### SUPPLIED MATERIAL
———
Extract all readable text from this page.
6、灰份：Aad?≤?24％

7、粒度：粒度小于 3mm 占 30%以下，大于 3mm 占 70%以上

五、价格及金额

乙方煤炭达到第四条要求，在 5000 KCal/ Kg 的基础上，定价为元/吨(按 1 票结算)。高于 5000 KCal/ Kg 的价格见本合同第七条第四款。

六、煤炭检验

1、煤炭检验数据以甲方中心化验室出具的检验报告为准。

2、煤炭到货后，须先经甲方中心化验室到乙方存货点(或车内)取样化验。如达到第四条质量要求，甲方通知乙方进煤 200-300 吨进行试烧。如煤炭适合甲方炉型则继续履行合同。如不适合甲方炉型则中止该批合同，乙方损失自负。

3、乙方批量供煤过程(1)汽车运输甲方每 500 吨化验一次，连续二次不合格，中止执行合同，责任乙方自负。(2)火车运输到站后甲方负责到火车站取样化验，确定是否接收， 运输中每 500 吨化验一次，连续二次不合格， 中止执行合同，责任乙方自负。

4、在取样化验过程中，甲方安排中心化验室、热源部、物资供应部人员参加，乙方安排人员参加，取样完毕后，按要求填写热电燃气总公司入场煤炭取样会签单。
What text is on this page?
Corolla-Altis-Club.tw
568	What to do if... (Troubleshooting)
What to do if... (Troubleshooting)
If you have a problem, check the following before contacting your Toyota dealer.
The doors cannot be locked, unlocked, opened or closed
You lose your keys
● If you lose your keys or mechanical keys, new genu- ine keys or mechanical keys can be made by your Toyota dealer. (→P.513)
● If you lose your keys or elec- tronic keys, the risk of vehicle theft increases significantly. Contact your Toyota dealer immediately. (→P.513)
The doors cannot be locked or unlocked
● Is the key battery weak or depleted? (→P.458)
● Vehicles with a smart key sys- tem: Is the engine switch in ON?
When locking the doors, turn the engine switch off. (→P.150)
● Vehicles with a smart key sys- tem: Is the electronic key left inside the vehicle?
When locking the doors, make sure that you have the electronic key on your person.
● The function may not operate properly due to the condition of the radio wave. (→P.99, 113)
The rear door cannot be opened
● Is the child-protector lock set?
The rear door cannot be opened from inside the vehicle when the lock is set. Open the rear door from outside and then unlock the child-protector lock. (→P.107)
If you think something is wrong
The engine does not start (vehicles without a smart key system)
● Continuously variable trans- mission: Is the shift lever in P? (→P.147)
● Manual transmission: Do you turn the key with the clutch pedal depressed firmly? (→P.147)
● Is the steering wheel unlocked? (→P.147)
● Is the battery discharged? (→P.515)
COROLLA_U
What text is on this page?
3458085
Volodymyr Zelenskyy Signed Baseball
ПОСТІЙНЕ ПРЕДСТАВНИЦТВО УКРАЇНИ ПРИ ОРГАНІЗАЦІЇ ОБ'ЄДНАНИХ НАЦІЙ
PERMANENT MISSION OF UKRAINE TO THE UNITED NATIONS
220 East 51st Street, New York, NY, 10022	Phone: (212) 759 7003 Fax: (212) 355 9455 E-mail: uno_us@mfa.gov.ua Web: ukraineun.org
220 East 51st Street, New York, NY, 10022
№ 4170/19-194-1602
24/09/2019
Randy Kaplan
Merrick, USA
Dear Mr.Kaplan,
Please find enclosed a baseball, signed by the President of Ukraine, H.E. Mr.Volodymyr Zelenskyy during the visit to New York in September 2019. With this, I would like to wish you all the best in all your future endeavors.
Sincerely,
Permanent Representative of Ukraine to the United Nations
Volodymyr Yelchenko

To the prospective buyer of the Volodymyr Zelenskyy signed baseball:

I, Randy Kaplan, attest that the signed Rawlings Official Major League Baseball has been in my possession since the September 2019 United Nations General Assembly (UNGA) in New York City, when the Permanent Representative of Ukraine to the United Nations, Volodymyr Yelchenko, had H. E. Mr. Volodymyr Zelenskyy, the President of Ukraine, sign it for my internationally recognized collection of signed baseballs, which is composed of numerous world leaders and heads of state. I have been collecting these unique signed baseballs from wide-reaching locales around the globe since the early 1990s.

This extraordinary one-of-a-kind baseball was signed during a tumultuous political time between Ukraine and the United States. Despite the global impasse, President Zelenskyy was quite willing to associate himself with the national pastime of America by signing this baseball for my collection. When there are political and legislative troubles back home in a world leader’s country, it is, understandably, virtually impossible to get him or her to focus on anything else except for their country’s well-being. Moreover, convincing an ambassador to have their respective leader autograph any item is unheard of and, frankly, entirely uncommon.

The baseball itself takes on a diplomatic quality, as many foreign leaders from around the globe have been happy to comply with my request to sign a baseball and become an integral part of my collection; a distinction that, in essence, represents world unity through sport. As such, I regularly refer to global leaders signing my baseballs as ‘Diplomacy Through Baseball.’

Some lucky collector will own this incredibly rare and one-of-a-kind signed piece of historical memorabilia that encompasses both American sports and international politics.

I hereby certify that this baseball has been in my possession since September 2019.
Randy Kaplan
———
### EXERCISE DETAILS
From the data above, count the lines where "world" occurs and give that figure and nothing else.

### CORRECT ANSWER
3